Text excerpt:
════

Bergen (Norwegian pronunciation: [ˈbærɡən] is a city and municipality in Hordaland on the west coast of Norway, on the peninsula of Bergenshalvøyen. The city was established before 1070 AD. Bergen is the administrative centre of Hordaland.
As of 2014 the municipal population was 275,600 making it the second-most populous city in Norway. (The Greater Bergen Region population is 408,600.)
The area covered by the municipality is 465 square kilometres (180 sq mi), and it consists of eight boroughs.
The remains of the quays, Bryggen, is a World Heritage Site.
The city is an international centre for aquaculture, shipping, offshore petroleum industry and subsea technology, and a national centre for higher education, tourism and finance. Natives speak the distinct Bergensk dialect. The city features Bergen Airport, Flesland, the Bergen Light Rail and is the terminus of the Bergen Line; Bergen Port is Norway’s busiest.
The city centre and northern neighbourhoods are located on the shoreline of Byfjorden. Bergen is known as the city of The Seven Mountains.
The Old Norse forms of the name were Bergvin and Bjǫrgvin (and in Icelandic and Faroese the city is still called Björgvin). The first element is berg (n.) or bjǫrg (n.), which translates to mountain(s). The last element is vin (f.), which means a new settlement where there used to be a pasture or meadow. The full meaning is then ‘the meadow among the mountains’.
“Bergen received status as a city during king Olav Kyrre’s rule, according to later sources, in 1070 AD”, says the encyclopediaStore norske leksikon.
Gitte Hansen’s 2004 Ph.D. dissertation proposes that “Bergen was founded as a handelsknutepunkt [a crossroads for trading] sometime during the 1020s or 1030s”. Later, in a 2004 NRK article, she said that “A king decided at the start of the 11th century, that here a city ought to be.” Furthermore she said that king Olav Kyrre “was not the first [king] to start building a city [in Bergen].
The city was built on part of a royal estate, Alrekstad.

════

Activities:
(A) Print everything in the Bergen text from "The Old Norse" down to "among the mountains’.".
(B) Answer these questions from the Bergen text:
(i) What was the municipal population as of 2014?
(ii) How many boroughs does the municipality consist of?
(iii) What royal estate was the city built on part of?
The items that come next are separate material and are unrelated to the Bergen text.

════

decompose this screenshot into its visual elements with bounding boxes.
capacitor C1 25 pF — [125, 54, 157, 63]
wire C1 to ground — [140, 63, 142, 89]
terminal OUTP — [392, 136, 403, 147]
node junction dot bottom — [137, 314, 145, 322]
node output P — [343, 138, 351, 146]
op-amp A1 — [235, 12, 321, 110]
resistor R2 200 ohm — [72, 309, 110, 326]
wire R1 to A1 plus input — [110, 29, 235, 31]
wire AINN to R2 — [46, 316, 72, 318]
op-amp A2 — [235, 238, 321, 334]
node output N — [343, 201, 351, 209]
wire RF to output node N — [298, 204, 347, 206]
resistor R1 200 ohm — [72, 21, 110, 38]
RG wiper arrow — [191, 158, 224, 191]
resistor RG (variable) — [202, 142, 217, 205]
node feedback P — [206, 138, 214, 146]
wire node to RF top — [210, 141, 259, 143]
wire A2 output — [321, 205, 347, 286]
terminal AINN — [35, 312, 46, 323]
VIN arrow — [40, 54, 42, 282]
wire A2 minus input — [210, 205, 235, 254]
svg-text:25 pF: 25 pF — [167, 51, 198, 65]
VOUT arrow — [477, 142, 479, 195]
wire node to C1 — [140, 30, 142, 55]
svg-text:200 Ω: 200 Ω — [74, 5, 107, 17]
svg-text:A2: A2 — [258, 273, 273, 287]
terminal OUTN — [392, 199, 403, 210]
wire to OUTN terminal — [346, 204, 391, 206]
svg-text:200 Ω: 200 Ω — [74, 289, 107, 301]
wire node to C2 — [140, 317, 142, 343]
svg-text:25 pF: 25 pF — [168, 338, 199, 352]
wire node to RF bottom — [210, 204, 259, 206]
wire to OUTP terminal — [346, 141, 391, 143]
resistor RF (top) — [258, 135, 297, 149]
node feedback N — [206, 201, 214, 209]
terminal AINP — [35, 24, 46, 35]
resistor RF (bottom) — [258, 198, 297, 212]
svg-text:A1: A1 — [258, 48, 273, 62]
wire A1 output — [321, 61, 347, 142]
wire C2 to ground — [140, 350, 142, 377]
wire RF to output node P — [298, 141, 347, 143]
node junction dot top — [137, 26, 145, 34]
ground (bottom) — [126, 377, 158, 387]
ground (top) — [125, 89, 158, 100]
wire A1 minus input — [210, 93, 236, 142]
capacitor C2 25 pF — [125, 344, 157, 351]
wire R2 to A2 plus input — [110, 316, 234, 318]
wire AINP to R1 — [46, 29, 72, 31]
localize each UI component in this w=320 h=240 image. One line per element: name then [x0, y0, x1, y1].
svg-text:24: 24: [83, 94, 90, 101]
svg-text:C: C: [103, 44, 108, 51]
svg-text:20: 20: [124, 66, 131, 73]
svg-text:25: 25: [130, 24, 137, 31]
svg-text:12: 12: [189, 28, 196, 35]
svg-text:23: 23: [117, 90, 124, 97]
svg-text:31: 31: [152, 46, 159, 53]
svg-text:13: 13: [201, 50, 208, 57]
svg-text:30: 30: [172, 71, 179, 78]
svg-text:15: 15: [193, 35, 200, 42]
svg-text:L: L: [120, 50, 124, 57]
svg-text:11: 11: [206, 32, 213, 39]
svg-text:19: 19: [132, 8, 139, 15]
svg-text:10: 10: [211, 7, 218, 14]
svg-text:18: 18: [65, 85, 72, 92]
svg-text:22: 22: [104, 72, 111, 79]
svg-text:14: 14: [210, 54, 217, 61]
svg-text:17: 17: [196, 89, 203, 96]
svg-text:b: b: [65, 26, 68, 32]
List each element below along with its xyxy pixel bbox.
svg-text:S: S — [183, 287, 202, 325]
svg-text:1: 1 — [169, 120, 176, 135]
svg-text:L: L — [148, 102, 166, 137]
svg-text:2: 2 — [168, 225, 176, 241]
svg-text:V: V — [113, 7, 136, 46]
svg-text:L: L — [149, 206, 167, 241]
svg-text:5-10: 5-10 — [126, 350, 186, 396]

════

Solutions by task:
(A)
The Old Norse forms of the name were Bergvin and Bjǫrgvin (and in Icelandic and Faroese the city is still called Björgvin). The first element is berg (n.) or bjǫrg (n.), which translates to mountain(s). The last element is vin (f.), which means a new settlement where there used to be a pasture or meadow. The full meaning is then ‘the meadow among the mountains’.

(B)
(i) 275,600
(ii) Eight
(iii) Alrekstad